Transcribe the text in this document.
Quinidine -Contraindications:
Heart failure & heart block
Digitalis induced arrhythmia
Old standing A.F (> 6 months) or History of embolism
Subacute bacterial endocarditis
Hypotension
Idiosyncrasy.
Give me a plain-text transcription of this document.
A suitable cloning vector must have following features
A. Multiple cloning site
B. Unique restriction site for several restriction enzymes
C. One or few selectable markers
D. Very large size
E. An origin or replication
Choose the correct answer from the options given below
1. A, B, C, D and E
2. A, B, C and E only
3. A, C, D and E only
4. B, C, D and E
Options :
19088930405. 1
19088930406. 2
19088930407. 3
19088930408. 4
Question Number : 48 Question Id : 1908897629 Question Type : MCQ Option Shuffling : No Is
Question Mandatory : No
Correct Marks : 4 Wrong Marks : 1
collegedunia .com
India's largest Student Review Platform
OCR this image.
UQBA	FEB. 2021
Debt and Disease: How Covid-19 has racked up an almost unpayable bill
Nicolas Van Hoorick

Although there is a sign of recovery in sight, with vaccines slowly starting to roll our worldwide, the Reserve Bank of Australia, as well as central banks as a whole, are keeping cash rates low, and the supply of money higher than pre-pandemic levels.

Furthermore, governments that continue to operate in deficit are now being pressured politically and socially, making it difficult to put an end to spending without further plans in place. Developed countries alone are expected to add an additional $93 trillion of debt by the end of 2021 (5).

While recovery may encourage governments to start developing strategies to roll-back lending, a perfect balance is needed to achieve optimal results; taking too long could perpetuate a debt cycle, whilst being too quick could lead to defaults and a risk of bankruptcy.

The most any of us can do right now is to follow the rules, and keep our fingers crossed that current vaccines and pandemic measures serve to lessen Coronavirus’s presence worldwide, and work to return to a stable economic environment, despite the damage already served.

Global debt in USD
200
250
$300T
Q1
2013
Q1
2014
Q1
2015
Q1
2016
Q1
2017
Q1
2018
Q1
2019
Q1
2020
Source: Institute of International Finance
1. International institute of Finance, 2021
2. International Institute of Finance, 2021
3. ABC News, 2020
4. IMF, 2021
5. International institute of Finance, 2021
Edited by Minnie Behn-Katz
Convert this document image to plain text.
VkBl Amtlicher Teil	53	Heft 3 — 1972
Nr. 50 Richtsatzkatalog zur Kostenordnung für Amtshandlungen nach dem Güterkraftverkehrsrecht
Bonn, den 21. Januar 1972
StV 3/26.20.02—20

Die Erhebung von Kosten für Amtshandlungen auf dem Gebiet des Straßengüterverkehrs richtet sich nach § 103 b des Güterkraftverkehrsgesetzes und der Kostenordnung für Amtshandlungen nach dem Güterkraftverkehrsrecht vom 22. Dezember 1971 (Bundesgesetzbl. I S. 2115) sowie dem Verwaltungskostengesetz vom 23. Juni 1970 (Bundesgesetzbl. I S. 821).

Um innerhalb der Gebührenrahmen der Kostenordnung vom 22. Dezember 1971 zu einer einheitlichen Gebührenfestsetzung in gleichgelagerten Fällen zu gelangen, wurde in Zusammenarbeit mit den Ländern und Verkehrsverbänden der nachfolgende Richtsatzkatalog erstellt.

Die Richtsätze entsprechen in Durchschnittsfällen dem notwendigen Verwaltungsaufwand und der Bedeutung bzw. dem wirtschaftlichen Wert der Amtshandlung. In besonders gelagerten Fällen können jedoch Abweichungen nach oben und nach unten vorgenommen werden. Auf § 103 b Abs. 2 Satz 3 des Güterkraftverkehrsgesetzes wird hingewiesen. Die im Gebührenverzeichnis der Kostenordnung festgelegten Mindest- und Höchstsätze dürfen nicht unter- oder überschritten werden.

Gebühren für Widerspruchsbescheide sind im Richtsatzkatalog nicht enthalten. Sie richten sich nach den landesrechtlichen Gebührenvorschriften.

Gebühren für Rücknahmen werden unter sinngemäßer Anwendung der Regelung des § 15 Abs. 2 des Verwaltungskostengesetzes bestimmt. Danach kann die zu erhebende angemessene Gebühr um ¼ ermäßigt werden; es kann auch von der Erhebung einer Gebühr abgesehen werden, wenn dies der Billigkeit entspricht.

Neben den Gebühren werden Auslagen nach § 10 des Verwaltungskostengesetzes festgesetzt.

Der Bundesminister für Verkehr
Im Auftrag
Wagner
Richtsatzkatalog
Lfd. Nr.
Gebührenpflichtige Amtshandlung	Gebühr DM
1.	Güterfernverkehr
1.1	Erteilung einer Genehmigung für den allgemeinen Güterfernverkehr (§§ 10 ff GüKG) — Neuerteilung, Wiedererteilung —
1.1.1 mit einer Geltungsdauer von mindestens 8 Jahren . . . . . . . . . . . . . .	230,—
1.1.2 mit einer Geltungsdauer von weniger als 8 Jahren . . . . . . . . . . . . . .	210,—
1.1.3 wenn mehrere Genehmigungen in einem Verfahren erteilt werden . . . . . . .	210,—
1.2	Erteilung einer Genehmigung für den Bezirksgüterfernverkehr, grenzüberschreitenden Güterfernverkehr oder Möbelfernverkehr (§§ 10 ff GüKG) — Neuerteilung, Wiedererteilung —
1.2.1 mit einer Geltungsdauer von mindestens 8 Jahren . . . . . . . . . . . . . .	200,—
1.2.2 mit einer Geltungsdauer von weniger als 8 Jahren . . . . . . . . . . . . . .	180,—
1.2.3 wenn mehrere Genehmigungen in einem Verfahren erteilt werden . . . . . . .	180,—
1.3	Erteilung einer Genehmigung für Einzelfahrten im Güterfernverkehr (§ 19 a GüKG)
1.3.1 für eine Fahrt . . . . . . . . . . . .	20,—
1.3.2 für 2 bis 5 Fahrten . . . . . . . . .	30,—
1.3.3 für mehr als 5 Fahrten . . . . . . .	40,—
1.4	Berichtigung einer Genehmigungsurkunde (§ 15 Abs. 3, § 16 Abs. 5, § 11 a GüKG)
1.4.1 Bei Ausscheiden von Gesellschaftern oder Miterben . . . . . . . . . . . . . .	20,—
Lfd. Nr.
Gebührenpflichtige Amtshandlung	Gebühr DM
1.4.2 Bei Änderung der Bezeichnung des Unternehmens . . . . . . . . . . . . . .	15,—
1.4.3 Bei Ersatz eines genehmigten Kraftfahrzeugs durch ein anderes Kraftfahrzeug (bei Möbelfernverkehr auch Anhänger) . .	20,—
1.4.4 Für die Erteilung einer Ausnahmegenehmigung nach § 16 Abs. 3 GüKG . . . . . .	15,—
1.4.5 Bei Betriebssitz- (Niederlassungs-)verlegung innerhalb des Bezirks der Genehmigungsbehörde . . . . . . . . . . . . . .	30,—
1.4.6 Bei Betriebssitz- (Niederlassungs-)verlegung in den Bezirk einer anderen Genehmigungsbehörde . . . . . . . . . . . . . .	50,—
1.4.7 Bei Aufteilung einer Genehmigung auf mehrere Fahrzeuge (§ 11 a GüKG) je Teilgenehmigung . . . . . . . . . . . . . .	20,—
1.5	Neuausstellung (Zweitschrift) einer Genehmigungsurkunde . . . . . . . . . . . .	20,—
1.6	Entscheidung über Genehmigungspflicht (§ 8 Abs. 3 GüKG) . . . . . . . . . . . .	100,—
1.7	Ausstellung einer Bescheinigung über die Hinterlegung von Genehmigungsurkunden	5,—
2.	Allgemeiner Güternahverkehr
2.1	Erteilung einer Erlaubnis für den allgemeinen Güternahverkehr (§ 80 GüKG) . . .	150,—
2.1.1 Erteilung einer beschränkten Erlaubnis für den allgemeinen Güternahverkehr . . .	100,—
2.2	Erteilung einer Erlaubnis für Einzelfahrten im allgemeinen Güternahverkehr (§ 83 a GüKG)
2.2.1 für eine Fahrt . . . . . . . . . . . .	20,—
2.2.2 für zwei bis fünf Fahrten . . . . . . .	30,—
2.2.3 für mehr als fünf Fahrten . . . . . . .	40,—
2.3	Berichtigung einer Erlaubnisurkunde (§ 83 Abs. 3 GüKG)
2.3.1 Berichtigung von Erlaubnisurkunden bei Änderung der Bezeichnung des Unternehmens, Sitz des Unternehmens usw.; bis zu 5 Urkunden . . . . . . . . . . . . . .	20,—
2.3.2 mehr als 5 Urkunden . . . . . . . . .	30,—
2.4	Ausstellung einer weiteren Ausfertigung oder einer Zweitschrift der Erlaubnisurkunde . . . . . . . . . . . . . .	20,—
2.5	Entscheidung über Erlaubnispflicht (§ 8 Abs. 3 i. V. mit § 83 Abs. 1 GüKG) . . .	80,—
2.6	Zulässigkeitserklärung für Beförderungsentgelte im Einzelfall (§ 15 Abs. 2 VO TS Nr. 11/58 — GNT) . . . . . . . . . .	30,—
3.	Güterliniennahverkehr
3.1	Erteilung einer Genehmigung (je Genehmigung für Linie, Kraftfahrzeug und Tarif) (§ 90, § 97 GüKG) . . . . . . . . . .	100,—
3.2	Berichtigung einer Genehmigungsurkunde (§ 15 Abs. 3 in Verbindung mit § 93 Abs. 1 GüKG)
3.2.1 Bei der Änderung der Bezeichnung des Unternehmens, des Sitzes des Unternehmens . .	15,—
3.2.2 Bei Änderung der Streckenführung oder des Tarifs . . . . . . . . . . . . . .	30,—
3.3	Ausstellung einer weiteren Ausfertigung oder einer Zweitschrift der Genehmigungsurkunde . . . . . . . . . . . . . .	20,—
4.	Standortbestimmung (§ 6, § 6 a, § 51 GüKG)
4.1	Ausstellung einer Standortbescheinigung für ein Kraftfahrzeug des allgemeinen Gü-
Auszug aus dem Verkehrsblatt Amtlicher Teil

Your task → Gather all lines from the records above in which "Betriebssitz" appears.

Task answer →
1.4.5 Bei Betriebssitz- (Niederlassungs-)verlegung innerhalb des Bezirks der Genehmigungsbehörde . . . . . . . . . . . . . .	30,—
1.4.6 Bei Betriebssitz- (Niederlassungs-)verlegung in den Bezirk einer anderen Genehmigungsbehörde . . . . . . . . . . . . . .	50,—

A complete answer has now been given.